- Extracted data:
>> START
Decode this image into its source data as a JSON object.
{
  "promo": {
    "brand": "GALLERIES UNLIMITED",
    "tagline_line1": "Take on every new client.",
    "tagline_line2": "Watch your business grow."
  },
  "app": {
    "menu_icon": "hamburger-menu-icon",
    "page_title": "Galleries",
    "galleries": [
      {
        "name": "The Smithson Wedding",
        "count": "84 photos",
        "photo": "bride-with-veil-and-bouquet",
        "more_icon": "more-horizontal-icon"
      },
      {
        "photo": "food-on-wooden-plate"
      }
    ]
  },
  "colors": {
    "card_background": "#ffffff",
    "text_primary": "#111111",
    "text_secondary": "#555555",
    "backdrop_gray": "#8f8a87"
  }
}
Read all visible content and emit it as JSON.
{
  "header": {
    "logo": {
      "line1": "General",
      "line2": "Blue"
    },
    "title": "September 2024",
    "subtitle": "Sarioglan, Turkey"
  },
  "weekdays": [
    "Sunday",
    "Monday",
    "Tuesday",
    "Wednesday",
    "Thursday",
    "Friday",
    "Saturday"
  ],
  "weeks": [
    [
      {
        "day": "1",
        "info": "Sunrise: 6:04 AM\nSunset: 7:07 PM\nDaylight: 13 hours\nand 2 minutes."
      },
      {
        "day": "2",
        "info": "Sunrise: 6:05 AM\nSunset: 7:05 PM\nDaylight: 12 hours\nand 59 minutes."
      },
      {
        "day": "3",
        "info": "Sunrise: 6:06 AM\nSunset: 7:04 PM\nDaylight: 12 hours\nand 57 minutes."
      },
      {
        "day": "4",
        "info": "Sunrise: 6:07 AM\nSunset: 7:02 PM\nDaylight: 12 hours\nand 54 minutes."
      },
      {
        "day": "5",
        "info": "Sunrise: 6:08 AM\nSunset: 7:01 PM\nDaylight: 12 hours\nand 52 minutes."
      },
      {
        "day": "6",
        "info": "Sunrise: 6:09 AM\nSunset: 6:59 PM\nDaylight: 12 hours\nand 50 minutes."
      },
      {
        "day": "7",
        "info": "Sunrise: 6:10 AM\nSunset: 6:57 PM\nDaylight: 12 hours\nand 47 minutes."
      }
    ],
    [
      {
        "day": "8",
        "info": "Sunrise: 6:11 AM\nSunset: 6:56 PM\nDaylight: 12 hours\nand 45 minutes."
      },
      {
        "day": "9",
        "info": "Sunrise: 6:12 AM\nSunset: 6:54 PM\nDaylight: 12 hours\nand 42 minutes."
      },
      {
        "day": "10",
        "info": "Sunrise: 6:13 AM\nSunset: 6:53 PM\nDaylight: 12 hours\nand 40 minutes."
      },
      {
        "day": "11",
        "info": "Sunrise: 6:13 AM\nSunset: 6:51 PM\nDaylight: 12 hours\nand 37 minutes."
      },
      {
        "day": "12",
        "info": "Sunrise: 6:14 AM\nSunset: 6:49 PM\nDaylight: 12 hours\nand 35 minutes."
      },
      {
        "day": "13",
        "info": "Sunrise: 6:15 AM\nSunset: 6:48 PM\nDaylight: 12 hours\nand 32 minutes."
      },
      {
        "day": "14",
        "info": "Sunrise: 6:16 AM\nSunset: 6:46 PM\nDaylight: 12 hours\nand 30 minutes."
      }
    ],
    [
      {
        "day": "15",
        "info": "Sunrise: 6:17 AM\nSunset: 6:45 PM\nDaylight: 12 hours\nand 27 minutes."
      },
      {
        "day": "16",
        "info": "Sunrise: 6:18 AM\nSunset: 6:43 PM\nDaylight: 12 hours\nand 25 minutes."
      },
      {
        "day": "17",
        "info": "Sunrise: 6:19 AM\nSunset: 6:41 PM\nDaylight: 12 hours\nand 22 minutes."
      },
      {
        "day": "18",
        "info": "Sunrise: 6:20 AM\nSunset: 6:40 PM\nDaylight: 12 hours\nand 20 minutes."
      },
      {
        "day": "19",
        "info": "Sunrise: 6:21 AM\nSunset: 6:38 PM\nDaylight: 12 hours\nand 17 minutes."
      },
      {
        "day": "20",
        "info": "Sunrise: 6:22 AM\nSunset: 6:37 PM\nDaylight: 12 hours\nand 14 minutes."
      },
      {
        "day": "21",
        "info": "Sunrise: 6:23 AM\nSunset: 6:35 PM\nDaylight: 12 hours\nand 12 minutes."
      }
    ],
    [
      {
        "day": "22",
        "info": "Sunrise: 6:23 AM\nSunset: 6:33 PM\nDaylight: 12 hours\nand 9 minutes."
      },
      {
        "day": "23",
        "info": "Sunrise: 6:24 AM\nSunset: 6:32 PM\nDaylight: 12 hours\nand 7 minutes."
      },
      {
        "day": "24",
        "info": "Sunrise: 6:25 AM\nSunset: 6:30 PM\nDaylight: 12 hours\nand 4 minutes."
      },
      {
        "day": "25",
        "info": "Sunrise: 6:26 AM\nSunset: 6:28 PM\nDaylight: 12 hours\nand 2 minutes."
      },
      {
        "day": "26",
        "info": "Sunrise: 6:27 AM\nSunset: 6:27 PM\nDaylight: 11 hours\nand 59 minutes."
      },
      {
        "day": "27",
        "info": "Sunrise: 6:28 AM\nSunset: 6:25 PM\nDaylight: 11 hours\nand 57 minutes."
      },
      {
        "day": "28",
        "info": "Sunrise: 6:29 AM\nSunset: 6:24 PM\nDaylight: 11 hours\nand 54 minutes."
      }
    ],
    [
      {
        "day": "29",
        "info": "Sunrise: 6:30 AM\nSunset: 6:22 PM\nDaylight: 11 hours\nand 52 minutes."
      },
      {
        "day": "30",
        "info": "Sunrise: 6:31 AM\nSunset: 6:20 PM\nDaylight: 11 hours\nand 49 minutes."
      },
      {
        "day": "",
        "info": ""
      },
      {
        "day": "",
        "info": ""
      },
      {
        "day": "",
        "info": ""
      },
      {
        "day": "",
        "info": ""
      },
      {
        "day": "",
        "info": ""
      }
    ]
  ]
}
>> END
- Exercise objective:
For each line in the data above that contains the string "JSON", extract the line.

- Reply to the task:
Decode this image into its source data as a JSON object.
Read all visible content and emit it as JSON.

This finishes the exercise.